━━━ Data entries

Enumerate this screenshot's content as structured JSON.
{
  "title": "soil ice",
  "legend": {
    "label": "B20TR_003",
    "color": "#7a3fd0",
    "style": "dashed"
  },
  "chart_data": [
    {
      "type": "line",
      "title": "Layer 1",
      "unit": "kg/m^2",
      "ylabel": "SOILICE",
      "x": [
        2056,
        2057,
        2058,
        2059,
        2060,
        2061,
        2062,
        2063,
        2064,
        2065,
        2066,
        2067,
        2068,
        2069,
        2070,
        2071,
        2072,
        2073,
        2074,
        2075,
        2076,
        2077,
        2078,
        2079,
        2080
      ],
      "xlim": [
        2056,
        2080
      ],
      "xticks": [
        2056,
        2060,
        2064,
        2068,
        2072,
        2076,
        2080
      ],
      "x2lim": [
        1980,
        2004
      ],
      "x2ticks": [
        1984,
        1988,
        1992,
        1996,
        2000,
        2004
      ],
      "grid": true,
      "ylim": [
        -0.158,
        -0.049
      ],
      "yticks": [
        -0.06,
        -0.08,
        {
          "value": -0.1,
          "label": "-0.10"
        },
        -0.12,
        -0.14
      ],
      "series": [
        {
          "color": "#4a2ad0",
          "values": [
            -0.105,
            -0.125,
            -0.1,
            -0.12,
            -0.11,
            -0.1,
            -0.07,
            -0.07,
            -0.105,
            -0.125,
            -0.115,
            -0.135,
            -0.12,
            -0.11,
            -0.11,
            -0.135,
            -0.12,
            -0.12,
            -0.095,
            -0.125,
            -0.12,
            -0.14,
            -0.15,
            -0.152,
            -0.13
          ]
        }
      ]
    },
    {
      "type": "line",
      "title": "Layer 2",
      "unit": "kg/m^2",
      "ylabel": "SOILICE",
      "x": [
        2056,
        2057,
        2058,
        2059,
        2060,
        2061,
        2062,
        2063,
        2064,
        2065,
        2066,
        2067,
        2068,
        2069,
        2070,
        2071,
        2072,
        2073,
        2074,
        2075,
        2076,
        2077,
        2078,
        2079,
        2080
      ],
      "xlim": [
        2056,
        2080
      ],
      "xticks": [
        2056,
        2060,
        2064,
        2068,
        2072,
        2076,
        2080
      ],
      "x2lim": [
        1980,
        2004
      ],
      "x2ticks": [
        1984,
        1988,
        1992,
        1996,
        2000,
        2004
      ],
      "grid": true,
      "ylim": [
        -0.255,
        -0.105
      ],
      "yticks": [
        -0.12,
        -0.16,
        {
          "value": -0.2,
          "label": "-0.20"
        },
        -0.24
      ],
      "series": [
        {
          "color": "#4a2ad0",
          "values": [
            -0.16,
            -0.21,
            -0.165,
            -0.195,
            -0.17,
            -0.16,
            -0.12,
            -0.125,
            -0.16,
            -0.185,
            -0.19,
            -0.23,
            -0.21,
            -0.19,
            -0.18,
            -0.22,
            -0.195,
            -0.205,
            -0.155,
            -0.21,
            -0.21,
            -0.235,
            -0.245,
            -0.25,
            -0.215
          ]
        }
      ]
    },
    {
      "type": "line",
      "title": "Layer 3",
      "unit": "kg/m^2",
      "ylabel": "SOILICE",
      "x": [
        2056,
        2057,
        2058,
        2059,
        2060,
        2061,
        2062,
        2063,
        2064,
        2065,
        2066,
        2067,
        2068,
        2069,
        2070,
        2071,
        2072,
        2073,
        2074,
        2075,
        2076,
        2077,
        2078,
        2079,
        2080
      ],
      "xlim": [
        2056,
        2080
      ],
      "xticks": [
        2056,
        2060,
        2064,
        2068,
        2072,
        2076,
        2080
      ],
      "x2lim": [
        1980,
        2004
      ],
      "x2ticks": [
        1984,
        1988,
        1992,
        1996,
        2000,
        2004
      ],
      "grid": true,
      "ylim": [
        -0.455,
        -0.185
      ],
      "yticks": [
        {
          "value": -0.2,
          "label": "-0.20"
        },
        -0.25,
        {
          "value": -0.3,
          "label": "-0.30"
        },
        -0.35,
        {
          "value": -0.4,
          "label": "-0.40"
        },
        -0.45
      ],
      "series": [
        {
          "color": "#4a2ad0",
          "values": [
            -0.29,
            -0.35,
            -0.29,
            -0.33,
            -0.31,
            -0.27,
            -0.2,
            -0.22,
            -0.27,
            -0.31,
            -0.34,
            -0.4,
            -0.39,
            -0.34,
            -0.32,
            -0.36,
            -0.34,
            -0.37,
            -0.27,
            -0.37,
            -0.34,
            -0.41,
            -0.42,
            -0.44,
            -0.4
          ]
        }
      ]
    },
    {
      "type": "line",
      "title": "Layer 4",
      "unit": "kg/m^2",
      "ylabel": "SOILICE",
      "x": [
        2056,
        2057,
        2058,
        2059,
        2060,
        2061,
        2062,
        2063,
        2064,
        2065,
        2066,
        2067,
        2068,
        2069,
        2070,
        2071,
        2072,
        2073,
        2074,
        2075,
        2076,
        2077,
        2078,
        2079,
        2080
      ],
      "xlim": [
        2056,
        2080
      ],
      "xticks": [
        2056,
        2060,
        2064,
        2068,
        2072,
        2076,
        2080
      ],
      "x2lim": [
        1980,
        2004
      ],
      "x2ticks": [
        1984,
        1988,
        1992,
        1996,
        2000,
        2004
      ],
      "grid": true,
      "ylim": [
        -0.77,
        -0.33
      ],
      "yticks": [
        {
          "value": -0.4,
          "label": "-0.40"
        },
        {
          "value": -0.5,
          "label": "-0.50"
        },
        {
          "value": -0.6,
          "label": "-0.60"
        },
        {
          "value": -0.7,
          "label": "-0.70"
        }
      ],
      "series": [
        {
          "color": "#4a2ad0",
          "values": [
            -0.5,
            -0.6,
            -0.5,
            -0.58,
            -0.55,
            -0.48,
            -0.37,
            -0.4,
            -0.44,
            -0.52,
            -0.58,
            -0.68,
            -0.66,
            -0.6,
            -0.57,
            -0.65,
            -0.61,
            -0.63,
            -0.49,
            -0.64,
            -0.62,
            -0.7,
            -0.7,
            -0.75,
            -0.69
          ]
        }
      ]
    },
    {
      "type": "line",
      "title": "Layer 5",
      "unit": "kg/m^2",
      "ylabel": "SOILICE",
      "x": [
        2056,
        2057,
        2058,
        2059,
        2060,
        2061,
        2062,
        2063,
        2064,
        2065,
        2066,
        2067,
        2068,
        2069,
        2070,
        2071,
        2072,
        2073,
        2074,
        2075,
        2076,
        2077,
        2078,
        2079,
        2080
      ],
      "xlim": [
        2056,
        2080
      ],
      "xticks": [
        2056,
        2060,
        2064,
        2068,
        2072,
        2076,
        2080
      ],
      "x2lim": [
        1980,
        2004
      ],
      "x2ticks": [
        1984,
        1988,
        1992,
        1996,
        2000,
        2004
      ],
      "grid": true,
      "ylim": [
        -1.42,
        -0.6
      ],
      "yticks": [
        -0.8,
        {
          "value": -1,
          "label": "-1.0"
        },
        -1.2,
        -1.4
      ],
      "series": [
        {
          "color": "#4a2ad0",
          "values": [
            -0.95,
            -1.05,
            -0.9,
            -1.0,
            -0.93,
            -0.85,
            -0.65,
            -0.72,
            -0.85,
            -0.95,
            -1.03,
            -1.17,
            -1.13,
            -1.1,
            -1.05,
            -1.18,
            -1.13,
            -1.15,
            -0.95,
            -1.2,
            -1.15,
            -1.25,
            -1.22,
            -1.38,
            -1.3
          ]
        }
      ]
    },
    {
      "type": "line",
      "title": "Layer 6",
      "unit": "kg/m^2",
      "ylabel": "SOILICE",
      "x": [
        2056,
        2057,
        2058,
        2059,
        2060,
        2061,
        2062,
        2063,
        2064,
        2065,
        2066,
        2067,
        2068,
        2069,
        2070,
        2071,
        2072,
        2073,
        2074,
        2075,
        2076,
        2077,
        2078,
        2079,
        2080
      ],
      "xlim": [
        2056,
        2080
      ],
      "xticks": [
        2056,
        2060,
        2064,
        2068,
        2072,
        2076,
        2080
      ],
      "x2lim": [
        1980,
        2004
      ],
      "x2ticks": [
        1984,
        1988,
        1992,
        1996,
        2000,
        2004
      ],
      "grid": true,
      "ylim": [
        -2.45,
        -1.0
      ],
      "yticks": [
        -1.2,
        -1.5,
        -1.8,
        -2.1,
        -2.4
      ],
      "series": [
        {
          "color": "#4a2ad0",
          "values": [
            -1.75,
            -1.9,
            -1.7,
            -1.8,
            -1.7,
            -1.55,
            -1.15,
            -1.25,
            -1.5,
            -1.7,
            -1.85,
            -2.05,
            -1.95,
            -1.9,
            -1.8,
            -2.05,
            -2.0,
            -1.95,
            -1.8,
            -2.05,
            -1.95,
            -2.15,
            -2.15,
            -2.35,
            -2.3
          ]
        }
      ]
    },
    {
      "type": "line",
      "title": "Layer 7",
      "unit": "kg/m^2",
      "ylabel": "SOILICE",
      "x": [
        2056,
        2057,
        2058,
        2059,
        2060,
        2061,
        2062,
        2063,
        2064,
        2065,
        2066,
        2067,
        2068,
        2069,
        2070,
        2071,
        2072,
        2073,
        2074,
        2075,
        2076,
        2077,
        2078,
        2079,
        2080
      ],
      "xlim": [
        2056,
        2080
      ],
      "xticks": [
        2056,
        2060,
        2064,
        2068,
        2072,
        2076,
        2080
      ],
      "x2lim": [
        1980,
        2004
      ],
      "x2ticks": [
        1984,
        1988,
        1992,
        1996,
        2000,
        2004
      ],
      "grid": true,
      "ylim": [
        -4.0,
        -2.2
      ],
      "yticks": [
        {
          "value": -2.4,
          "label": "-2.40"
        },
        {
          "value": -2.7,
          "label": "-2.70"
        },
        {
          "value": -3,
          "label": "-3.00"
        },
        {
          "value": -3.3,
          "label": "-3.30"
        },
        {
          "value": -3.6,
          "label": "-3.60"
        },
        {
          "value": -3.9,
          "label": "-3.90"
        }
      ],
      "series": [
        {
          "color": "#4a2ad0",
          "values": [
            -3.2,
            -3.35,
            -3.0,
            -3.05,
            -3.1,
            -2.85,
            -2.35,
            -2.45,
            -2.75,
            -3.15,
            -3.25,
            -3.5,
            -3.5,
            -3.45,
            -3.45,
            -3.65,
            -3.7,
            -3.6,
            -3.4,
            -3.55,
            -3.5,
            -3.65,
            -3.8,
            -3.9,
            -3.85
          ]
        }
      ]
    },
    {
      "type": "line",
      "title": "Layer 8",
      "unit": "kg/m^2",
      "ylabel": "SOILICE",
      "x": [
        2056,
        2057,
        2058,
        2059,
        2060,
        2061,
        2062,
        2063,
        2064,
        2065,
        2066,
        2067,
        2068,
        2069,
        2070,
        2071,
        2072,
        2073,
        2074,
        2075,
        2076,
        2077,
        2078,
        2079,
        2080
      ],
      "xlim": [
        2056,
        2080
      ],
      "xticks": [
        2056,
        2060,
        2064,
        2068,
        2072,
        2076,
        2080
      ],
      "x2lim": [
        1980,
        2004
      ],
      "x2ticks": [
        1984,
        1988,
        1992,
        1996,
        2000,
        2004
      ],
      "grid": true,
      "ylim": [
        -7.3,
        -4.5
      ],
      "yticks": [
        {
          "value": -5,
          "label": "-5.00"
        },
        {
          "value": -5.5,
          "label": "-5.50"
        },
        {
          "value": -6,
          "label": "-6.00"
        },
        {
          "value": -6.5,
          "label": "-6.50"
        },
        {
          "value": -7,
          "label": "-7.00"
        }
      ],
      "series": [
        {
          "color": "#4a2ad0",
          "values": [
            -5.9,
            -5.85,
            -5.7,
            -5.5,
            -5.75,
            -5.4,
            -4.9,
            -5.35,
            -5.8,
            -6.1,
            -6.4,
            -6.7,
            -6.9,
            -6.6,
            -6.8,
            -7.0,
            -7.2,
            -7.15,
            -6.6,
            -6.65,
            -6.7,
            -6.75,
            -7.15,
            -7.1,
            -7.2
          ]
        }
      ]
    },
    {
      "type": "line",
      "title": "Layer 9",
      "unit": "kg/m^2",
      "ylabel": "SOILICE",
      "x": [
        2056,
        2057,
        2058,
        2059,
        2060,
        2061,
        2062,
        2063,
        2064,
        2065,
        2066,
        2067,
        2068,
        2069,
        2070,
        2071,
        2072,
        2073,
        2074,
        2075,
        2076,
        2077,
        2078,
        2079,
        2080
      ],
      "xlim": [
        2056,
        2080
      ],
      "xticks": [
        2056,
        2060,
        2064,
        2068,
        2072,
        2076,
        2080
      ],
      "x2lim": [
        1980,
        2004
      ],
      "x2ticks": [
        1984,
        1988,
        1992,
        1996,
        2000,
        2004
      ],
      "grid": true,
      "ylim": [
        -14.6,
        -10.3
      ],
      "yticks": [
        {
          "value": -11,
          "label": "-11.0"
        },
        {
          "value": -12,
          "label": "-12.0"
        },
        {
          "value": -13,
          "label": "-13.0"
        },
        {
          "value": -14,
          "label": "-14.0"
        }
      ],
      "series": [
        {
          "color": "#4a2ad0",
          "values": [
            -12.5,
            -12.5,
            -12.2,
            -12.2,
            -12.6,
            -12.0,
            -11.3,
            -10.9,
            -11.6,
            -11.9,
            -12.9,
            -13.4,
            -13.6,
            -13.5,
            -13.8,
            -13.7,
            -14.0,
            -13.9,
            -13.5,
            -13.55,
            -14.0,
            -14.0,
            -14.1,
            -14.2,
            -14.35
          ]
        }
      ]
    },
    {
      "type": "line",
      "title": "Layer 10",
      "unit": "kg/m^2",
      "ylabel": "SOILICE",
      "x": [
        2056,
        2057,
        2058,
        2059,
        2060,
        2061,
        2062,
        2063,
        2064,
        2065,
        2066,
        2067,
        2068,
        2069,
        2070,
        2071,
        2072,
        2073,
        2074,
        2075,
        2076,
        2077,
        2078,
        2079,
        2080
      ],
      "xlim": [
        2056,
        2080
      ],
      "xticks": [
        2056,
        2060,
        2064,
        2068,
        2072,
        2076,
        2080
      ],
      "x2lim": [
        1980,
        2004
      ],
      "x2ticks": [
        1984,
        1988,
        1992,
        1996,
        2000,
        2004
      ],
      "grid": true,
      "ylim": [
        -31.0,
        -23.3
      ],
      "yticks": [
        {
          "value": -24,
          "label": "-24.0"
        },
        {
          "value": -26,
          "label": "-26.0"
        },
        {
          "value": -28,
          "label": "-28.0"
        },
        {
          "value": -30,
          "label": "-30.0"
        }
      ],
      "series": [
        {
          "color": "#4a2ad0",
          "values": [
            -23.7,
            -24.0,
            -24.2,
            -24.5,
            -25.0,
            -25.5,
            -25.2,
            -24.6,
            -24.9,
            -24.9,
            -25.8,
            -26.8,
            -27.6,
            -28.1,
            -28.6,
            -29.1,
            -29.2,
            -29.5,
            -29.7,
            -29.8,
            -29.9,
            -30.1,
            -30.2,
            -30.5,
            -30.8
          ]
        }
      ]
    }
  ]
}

━━━━━━

- _What to work on_:
Determine how many lines of the records above contain the word "Layer", and report only that number.

- _Full answer_:
10